** Begin Extracted data **

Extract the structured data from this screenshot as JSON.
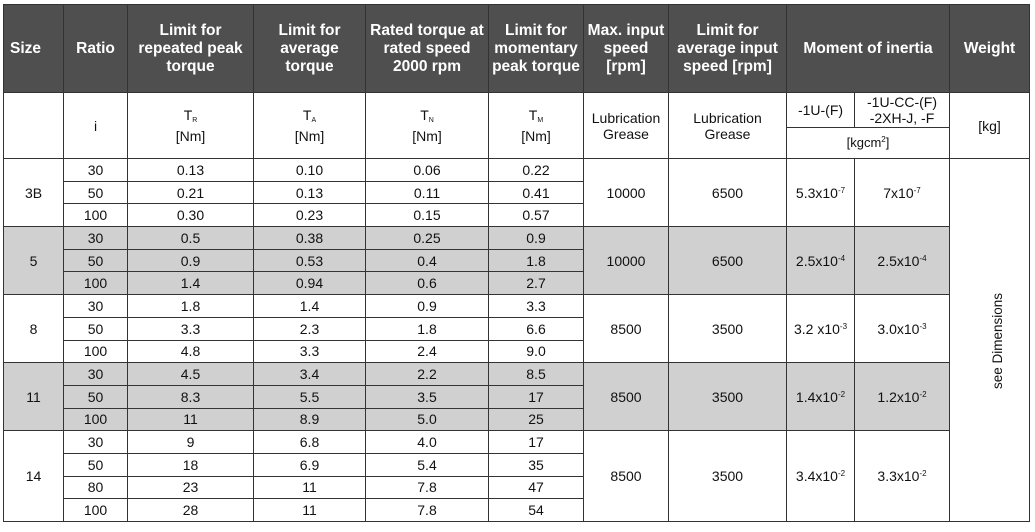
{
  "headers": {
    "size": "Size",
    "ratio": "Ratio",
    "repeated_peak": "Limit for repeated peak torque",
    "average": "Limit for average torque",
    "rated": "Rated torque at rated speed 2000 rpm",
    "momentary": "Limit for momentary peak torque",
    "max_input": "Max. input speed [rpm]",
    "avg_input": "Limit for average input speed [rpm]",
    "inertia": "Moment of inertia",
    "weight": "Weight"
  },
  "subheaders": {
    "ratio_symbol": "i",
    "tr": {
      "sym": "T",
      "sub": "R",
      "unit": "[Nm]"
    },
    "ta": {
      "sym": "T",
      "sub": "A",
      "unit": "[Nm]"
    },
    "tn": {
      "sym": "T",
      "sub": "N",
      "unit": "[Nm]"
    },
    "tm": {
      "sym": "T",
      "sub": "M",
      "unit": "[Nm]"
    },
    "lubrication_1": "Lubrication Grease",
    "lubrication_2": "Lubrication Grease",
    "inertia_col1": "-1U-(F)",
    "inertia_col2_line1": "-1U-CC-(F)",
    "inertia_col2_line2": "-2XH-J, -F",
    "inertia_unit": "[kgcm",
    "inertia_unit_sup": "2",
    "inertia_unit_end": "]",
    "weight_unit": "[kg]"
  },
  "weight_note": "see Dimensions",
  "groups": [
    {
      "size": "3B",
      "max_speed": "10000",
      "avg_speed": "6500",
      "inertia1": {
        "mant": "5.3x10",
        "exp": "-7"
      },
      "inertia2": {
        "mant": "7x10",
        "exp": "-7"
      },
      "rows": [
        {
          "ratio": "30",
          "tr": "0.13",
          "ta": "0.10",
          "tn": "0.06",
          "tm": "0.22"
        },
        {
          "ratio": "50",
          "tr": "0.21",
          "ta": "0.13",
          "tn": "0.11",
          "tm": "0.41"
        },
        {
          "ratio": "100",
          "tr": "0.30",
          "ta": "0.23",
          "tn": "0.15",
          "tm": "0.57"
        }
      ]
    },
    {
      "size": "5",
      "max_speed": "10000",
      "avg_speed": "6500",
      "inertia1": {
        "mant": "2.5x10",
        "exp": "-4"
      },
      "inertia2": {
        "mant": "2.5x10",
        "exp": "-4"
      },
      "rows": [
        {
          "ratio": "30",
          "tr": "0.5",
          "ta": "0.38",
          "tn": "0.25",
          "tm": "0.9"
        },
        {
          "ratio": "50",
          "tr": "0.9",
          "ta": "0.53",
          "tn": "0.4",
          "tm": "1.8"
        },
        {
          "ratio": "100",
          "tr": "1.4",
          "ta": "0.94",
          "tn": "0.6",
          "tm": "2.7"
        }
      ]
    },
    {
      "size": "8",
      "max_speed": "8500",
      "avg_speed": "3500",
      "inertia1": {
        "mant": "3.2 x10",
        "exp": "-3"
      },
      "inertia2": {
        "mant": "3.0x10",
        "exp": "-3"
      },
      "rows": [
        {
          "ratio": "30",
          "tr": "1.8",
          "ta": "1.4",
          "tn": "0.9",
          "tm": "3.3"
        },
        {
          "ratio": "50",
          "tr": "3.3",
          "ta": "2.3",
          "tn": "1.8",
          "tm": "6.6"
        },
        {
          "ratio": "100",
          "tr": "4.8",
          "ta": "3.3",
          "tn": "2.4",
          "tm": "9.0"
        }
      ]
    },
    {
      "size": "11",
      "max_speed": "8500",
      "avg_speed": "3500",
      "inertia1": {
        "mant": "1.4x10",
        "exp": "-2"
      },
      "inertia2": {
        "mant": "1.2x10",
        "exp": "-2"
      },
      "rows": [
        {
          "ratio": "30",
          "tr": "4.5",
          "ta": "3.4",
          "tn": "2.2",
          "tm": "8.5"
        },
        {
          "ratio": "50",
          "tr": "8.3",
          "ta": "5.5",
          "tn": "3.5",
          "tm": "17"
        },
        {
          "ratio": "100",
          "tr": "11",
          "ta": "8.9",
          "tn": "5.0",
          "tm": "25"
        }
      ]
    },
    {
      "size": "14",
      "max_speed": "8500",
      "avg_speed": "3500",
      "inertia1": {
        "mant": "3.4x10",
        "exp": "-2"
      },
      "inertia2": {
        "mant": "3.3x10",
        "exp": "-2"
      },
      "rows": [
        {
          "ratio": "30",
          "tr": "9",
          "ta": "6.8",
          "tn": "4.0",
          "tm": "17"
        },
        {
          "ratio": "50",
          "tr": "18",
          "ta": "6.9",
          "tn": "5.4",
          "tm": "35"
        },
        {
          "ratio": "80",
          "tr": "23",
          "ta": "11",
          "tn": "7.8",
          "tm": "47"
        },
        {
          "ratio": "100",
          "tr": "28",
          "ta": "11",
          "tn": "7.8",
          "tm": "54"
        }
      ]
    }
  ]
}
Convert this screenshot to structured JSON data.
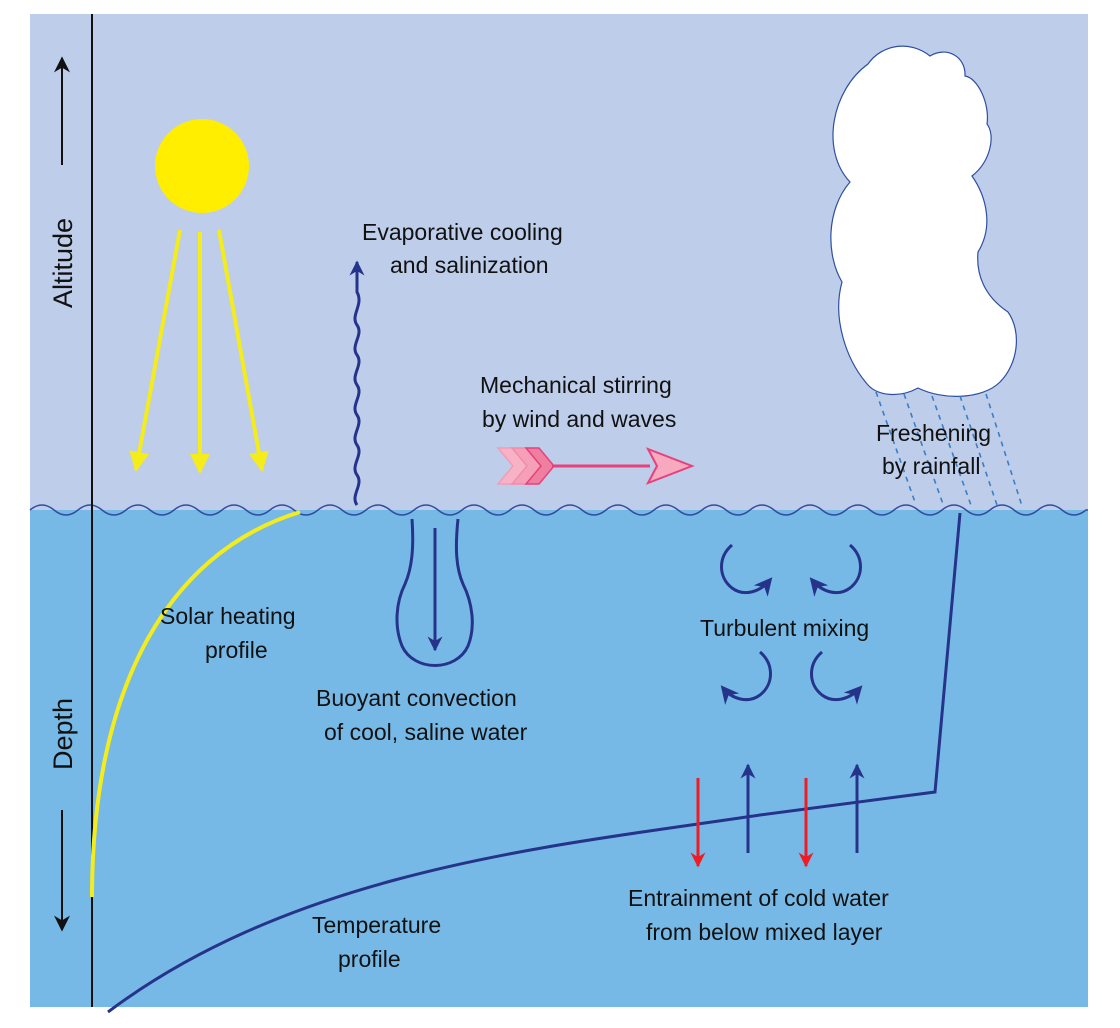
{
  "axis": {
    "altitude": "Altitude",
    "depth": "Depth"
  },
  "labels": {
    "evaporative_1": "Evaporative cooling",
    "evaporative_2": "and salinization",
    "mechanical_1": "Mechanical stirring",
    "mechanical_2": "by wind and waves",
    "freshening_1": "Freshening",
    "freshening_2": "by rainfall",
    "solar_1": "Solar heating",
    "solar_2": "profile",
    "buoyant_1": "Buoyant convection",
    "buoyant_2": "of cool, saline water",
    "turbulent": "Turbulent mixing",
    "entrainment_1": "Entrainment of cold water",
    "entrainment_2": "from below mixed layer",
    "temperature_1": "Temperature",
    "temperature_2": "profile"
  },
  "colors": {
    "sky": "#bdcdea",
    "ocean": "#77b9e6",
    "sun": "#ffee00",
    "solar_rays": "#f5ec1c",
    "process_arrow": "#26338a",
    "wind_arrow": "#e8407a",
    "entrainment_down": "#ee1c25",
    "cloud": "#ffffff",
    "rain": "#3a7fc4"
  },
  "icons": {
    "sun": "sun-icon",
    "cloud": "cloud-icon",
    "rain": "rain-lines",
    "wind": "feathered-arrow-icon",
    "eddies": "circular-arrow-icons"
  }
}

** End Extracted data **

- Your task -
Search the data above for the word "Grease", then gather each line in which it appears.

- Expected answer -
    "lubrication_1": "Lubrication Grease",
    "lubrication_2": "Lubrication Grease",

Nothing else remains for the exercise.